SET EXERCISE: Count every line that has "random" in it and give the total, nothing more.

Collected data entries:

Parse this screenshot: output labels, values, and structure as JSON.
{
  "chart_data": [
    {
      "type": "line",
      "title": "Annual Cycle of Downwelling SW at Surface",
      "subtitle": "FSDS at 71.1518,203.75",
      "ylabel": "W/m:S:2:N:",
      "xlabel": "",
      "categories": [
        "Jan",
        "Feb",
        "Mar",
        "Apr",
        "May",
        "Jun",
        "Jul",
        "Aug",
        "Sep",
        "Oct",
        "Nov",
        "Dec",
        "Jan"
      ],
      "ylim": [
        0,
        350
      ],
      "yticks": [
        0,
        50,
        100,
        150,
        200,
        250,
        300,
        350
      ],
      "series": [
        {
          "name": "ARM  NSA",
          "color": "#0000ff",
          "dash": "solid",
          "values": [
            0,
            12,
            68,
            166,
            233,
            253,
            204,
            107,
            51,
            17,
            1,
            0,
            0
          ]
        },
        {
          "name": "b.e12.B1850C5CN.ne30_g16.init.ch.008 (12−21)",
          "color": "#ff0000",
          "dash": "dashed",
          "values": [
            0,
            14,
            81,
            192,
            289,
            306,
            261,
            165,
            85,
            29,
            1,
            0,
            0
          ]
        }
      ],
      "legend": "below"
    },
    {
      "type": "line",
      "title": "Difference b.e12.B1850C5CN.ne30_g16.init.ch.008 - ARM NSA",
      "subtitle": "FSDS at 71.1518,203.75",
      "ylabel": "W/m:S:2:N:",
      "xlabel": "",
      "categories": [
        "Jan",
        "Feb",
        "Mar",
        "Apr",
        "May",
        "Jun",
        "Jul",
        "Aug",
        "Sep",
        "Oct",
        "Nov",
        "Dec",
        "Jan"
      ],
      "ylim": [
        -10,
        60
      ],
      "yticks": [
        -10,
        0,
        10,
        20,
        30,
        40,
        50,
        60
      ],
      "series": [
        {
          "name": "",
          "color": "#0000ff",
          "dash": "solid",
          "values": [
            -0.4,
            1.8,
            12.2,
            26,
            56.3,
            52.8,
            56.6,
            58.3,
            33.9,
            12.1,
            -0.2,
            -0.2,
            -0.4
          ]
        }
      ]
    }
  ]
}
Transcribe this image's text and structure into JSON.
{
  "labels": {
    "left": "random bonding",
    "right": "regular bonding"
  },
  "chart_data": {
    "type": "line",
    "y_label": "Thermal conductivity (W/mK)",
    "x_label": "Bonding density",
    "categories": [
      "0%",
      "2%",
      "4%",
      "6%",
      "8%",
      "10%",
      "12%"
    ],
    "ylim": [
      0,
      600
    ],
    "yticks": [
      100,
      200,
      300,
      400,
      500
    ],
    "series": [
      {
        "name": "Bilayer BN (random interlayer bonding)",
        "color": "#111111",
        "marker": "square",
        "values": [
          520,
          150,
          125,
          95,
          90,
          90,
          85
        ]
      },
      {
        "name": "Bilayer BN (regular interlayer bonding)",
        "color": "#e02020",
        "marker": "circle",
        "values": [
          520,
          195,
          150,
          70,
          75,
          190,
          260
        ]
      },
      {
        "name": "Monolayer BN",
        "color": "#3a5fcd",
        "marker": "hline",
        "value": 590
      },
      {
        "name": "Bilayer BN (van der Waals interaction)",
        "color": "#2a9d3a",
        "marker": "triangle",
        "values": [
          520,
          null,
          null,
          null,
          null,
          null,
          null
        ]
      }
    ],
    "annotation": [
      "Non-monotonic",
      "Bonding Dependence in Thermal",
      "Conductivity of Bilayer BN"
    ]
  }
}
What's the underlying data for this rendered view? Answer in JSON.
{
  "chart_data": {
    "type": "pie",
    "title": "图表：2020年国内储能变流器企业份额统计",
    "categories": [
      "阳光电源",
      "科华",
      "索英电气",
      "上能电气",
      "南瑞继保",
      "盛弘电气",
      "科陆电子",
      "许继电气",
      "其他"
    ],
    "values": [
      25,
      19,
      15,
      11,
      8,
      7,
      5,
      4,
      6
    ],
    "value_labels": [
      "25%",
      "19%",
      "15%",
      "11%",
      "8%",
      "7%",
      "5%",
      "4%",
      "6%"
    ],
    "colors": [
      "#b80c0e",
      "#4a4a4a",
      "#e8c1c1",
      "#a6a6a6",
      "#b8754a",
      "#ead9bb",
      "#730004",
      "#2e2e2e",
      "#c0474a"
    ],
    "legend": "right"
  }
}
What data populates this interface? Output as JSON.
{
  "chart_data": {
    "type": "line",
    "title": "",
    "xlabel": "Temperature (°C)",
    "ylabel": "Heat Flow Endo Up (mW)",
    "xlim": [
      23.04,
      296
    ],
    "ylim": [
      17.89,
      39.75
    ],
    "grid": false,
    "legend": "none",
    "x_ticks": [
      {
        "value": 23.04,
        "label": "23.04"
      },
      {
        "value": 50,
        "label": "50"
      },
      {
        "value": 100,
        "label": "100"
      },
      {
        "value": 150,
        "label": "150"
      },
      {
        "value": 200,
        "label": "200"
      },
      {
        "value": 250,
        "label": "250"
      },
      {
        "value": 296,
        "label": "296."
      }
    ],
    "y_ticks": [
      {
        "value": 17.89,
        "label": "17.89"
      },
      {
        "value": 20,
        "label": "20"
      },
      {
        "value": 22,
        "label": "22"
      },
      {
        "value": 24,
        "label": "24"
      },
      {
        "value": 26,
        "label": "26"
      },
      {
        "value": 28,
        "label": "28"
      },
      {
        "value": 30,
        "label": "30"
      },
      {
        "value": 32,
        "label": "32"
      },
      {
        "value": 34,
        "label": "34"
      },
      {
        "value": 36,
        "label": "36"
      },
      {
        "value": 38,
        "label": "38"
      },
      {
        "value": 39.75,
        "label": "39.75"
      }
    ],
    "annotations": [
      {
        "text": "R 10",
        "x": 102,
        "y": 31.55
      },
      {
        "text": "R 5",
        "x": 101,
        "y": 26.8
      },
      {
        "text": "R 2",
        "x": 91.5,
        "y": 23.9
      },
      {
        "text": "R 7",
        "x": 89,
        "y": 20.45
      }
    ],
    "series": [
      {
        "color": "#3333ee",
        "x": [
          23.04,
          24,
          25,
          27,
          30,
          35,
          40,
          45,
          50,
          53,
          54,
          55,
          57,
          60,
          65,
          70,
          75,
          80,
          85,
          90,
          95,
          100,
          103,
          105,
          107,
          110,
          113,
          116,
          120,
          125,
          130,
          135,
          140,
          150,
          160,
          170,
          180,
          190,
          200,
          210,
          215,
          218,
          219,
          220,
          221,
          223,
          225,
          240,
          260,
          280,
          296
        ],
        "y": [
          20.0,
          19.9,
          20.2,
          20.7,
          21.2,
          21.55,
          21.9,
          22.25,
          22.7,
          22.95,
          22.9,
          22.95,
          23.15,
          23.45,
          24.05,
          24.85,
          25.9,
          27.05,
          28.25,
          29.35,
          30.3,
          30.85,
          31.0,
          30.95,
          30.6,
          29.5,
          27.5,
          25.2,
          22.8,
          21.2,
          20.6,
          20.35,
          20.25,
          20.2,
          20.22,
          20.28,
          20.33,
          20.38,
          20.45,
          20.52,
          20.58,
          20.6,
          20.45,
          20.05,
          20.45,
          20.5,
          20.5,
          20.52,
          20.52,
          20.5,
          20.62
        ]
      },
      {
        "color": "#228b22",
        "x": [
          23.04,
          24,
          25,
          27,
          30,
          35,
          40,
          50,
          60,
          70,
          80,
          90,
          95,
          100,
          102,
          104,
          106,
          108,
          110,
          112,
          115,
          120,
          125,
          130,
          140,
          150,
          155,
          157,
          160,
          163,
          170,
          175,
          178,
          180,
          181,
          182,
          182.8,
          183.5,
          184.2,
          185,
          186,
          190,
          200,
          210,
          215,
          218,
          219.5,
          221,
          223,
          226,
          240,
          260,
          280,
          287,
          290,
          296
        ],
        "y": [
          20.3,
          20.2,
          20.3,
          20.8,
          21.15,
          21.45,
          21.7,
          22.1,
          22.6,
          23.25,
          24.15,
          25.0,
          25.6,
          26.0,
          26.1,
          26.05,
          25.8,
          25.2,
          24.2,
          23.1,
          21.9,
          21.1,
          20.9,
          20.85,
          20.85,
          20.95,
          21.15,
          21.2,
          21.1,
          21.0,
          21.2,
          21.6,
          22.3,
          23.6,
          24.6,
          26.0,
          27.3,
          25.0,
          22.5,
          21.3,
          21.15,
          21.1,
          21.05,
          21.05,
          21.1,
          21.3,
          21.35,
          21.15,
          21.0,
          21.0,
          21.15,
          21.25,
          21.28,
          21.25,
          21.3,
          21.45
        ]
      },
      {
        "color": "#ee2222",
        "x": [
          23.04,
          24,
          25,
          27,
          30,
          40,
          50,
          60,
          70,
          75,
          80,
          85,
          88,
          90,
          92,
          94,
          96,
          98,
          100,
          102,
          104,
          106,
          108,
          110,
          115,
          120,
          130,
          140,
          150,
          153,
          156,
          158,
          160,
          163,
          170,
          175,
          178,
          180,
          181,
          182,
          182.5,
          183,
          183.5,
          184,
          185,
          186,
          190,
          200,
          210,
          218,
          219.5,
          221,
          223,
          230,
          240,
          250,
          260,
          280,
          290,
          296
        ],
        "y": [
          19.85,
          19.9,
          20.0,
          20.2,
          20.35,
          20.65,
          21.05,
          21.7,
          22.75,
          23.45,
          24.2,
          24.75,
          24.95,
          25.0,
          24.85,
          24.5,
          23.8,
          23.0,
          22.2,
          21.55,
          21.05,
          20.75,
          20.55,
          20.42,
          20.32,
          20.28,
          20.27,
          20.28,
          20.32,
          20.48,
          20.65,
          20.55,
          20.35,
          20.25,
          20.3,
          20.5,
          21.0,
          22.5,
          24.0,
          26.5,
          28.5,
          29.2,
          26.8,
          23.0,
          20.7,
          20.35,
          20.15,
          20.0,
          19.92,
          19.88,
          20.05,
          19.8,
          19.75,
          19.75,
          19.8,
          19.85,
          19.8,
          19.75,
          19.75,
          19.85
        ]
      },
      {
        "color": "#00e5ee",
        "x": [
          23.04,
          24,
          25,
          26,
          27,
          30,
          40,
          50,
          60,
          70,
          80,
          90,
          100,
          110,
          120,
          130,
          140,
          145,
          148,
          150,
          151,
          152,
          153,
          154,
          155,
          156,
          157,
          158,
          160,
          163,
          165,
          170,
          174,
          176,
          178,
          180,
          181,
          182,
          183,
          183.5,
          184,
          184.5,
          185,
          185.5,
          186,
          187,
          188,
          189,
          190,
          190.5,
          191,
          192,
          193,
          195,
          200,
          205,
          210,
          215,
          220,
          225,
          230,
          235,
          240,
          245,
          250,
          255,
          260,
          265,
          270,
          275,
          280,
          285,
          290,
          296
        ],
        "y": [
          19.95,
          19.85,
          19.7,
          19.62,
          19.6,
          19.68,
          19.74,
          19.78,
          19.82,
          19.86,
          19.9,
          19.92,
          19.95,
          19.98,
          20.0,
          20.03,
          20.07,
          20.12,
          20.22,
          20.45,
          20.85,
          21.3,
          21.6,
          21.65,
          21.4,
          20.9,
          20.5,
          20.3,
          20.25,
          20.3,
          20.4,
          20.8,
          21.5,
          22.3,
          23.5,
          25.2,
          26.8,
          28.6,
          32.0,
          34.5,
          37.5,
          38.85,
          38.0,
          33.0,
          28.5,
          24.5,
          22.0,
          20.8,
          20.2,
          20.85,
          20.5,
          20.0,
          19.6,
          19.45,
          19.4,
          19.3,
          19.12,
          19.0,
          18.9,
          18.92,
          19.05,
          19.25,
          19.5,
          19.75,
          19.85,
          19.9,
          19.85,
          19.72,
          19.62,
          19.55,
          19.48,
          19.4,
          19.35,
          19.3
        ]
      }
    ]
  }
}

RESPONSE TO THE TASK: 2